Raw records.
#####

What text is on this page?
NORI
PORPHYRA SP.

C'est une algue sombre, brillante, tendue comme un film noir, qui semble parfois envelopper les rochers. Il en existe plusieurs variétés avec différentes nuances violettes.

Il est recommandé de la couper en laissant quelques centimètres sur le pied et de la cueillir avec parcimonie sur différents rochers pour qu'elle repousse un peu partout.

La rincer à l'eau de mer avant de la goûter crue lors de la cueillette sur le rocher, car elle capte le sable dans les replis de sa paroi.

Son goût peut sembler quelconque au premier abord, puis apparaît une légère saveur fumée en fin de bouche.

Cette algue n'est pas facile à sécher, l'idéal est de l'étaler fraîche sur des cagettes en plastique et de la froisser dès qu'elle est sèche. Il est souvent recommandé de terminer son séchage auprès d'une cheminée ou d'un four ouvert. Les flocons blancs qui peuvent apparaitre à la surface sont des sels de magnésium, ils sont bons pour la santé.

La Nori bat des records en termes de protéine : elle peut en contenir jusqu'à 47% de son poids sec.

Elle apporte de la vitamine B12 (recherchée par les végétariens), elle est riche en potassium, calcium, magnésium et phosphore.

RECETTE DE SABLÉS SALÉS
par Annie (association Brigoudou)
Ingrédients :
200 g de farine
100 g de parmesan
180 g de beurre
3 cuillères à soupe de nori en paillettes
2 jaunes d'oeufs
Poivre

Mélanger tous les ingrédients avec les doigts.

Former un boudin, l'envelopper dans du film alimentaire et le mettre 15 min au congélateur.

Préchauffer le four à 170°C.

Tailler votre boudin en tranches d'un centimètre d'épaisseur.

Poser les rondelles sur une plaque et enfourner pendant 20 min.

#####

The exercise. In the records above, locate the lines holding the word "peut". Copy each of them.

Full response.
Son goût peut sembler quelconque au premier abord, puis apparaît une légère saveur fumée en fin de bouche.
La Nori bat des records en termes de protéine : elle peut en contenir jusqu'à 47% de son poids sec.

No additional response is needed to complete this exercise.